Data provided ::
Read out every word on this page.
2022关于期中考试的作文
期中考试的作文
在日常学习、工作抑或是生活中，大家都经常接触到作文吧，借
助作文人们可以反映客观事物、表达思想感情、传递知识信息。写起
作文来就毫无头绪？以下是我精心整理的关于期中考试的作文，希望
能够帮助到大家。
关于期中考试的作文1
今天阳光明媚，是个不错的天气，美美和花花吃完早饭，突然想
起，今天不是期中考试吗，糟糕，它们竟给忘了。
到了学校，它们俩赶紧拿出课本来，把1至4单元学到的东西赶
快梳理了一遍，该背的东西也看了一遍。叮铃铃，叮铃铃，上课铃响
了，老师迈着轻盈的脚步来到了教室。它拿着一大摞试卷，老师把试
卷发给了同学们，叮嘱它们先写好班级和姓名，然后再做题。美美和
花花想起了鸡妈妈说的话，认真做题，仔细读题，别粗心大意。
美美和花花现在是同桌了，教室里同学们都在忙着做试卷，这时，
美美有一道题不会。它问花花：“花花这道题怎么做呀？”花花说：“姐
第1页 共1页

Task brief :: Go through the data and return every record exactly.

Reply to the task ::
Read out every word on this page.
2022关于期中考试的作文
期中考试的作文
在日常学习、工作抑或是生活中，大家都经常接触到作文吧，借
助作文人们可以反映客观事物、表达思想感情、传递知识信息。写起
作文来就毫无头绪？以下是我精心整理的关于期中考试的作文，希望
能够帮助到大家。
关于期中考试的作文1
今天阳光明媚，是个不错的天气，美美和花花吃完早饭，突然想
起，今天不是期中考试吗，糟糕，它们竟给忘了。
到了学校，它们俩赶紧拿出课本来，把1至4单元学到的东西赶
快梳理了一遍，该背的东西也看了一遍。叮铃铃，叮铃铃，上课铃响
了，老师迈着轻盈的脚步来到了教室。它拿着一大摞试卷，老师把试
卷发给了同学们，叮嘱它们先写好班级和姓名，然后再做题。美美和
花花想起了鸡妈妈说的话，认真做题，仔细读题，别粗心大意。
美美和花花现在是同桌了，教室里同学们都在忙着做试卷，这时，
美美有一道题不会。它问花花：“花花这道题怎么做呀？”花花说：“姐
第1页 共1页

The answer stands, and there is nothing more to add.